▶
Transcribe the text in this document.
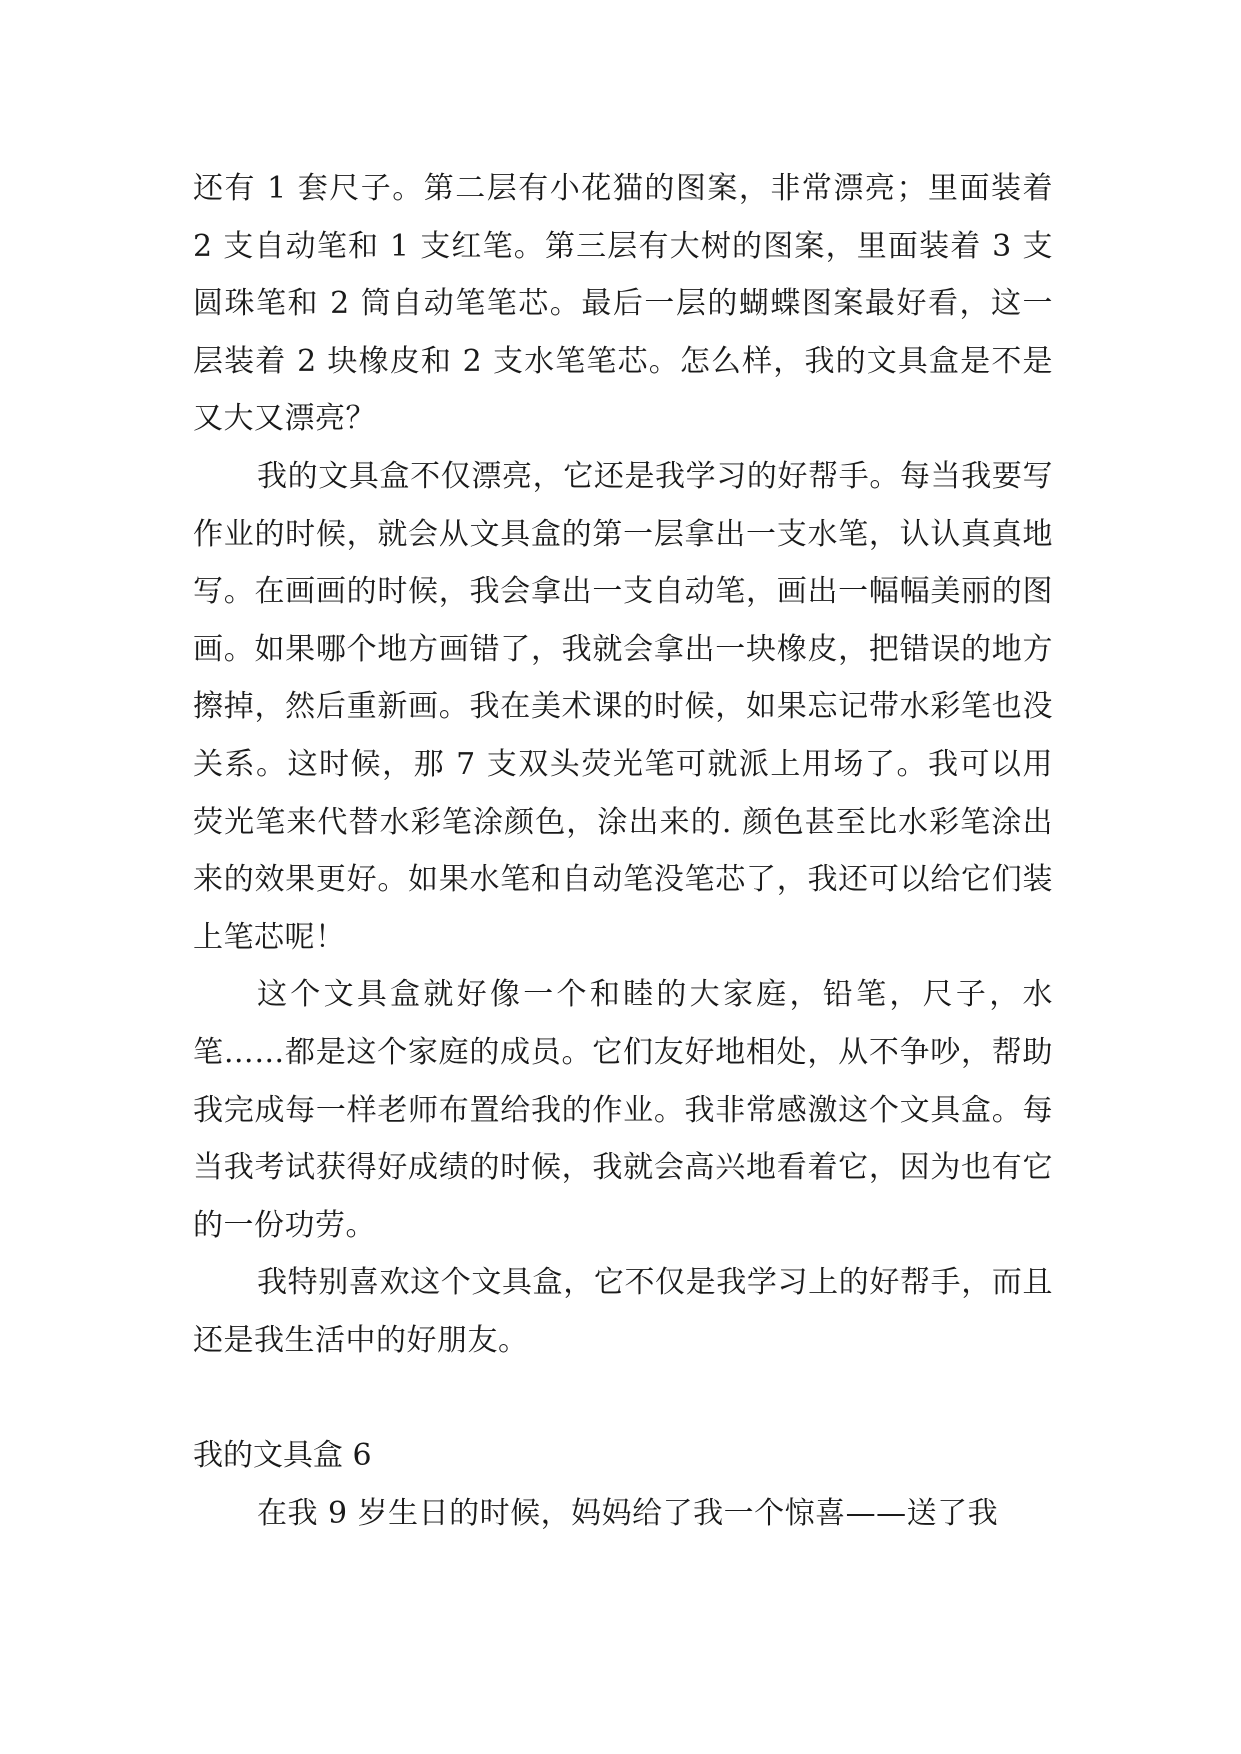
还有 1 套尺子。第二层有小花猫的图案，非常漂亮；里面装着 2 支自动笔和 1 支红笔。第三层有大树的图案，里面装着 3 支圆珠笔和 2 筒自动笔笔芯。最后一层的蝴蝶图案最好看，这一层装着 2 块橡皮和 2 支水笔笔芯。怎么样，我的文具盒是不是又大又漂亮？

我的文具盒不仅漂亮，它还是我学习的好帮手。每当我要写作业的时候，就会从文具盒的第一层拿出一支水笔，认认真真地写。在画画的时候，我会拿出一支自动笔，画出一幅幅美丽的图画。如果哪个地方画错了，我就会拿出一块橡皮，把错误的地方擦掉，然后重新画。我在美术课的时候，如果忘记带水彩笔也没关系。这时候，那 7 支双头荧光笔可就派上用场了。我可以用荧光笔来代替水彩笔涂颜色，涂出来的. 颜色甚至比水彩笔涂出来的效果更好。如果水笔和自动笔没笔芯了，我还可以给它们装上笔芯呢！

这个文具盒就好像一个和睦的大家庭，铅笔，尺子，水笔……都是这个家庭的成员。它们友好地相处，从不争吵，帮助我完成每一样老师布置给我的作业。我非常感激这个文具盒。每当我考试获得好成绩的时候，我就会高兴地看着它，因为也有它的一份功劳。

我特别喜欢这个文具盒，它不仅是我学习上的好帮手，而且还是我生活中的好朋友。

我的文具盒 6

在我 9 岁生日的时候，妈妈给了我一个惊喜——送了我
◀
Your objective:
Reproduce the listing above exactly, excluding all pictures.

Correct output:
Transcribe the text in this document.
还有 1 套尺子。第二层有小花猫的图案，非常漂亮；里面装着 2 支自动笔和 1 支红笔。第三层有大树的图案，里面装着 3 支圆珠笔和 2 筒自动笔笔芯。最后一层的蝴蝶图案最好看，这一层装着 2 块橡皮和 2 支水笔笔芯。怎么样，我的文具盒是不是又大又漂亮？

我的文具盒不仅漂亮，它还是我学习的好帮手。每当我要写作业的时候，就会从文具盒的第一层拿出一支水笔，认认真真地写。在画画的时候，我会拿出一支自动笔，画出一幅幅美丽的图画。如果哪个地方画错了，我就会拿出一块橡皮，把错误的地方擦掉，然后重新画。我在美术课的时候，如果忘记带水彩笔也没关系。这时候，那 7 支双头荧光笔可就派上用场了。我可以用荧光笔来代替水彩笔涂颜色，涂出来的. 颜色甚至比水彩笔涂出来的效果更好。如果水笔和自动笔没笔芯了，我还可以给它们装上笔芯呢！

这个文具盒就好像一个和睦的大家庭，铅笔，尺子，水笔……都是这个家庭的成员。它们友好地相处，从不争吵，帮助我完成每一样老师布置给我的作业。我非常感激这个文具盒。每当我考试获得好成绩的时候，我就会高兴地看着它，因为也有它的一份功劳。

我特别喜欢这个文具盒，它不仅是我学习上的好帮手，而且还是我生活中的好朋友。

我的文具盒 6

在我 9 岁生日的时候，妈妈给了我一个惊喜——送了我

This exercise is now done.